⟨
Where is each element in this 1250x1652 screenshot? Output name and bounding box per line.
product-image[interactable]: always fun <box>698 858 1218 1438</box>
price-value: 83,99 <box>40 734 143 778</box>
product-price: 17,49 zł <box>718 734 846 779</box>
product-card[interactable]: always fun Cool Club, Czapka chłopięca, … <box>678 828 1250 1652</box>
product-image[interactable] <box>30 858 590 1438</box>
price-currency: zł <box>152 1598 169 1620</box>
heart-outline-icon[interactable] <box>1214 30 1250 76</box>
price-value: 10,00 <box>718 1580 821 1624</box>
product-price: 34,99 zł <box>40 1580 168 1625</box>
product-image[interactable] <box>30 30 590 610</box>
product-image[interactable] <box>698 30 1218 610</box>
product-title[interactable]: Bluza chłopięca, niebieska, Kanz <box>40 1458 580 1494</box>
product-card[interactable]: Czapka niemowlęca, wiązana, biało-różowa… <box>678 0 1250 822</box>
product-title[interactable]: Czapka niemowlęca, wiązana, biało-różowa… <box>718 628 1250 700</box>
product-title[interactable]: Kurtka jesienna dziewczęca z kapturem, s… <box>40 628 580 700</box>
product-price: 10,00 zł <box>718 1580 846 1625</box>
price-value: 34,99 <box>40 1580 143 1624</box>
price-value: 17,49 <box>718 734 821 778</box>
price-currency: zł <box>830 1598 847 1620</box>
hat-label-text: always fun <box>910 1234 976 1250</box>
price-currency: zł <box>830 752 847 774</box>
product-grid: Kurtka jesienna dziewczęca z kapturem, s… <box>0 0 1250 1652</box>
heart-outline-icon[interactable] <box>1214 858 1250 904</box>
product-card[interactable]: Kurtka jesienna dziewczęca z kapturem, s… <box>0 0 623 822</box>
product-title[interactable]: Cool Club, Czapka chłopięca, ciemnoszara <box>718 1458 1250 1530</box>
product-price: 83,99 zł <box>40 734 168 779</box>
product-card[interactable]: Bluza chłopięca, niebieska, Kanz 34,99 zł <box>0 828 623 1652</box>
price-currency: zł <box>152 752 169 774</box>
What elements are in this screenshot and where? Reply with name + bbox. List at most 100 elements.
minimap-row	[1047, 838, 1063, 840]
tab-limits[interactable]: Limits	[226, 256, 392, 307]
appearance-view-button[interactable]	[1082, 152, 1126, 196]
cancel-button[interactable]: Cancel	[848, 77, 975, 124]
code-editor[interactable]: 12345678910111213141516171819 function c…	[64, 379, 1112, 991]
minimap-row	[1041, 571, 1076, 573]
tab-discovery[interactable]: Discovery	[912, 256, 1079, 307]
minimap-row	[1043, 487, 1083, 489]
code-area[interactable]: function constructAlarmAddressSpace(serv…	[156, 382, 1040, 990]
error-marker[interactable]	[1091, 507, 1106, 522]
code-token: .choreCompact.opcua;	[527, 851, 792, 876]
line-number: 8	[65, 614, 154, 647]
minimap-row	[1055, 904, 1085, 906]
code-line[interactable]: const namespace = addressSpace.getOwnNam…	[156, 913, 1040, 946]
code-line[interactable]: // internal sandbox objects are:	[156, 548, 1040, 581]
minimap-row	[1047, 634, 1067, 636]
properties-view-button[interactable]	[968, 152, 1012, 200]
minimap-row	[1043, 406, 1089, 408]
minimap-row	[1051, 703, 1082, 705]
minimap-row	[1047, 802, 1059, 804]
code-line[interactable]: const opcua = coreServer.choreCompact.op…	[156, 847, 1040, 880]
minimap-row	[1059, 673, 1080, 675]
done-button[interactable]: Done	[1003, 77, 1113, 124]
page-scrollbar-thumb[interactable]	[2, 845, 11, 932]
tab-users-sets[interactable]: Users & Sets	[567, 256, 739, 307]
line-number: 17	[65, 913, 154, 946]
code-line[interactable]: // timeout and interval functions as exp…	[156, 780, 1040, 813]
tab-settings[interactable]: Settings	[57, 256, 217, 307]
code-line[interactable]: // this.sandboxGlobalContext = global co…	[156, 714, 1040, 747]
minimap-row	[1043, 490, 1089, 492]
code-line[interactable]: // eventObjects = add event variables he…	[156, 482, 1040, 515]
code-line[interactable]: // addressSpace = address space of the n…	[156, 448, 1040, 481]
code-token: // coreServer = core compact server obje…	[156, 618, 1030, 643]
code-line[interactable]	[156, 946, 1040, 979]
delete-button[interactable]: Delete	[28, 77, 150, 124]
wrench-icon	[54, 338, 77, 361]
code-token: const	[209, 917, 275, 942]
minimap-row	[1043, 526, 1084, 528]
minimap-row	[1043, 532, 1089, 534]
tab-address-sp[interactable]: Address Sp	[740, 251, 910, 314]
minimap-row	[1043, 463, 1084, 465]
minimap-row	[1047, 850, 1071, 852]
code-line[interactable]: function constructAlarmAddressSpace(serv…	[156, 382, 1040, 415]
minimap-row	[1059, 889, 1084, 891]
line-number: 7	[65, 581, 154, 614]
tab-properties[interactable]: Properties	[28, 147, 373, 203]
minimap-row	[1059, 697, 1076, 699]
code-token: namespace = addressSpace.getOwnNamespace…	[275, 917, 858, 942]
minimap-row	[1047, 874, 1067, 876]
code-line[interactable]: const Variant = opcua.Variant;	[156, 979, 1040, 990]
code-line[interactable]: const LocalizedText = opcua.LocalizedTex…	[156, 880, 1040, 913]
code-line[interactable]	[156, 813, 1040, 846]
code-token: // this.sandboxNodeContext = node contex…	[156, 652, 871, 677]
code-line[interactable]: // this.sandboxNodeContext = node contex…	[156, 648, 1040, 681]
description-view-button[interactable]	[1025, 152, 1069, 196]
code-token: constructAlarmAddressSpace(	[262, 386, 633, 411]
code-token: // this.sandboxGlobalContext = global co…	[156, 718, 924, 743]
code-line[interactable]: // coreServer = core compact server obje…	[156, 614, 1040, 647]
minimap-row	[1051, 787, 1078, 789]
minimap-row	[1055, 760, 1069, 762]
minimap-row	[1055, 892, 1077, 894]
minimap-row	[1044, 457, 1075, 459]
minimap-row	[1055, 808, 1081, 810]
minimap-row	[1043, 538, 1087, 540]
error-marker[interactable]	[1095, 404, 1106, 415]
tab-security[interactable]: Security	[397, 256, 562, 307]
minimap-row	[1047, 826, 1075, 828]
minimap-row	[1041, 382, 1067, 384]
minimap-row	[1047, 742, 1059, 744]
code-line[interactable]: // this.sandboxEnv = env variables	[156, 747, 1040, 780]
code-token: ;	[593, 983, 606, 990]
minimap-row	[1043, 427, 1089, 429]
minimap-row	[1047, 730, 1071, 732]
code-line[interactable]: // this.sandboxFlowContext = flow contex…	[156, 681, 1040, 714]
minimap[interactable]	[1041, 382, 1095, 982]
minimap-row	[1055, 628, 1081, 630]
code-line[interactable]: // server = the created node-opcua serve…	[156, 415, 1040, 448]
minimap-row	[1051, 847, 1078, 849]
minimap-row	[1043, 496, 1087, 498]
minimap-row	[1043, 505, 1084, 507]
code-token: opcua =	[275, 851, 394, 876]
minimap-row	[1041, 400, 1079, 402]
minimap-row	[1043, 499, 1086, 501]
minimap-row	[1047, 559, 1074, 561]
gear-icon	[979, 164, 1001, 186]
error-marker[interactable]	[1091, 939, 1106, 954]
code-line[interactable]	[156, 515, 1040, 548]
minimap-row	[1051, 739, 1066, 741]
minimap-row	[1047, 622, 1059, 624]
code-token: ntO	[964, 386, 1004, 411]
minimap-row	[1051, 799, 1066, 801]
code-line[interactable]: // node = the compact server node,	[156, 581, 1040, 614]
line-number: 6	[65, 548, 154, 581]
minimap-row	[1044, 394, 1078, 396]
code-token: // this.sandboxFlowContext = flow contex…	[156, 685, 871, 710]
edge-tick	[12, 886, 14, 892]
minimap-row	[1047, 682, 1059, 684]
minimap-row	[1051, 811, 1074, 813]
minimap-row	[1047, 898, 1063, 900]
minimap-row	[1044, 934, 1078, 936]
⟩
Format the lines from the very first one through the line containing "heart-outline-icon[interactable] <box>1214 30", both ends included, as a numbered list, omitting any blank lines.

EXERCISE ANSWER
1. Where is each element in this 1250x1652 screenshot? Output name and bounding box per line.
2. product-image[interactable]: always fun <box>698 858 1218 1438</box>
3. price-value: 83,99 <box>40 734 143 778</box>
4. product-price: 17,49 zł <box>718 734 846 779</box>
5. product-card[interactable]: always fun Cool Club, Czapka chłopięca, … <box>678 828 1250 1652</box>
6. product-image[interactable] <box>30 858 590 1438</box>
7. price-currency: zł <box>152 1598 169 1620</box>
8. heart-outline-icon[interactable] <box>1214 30 1250 76</box>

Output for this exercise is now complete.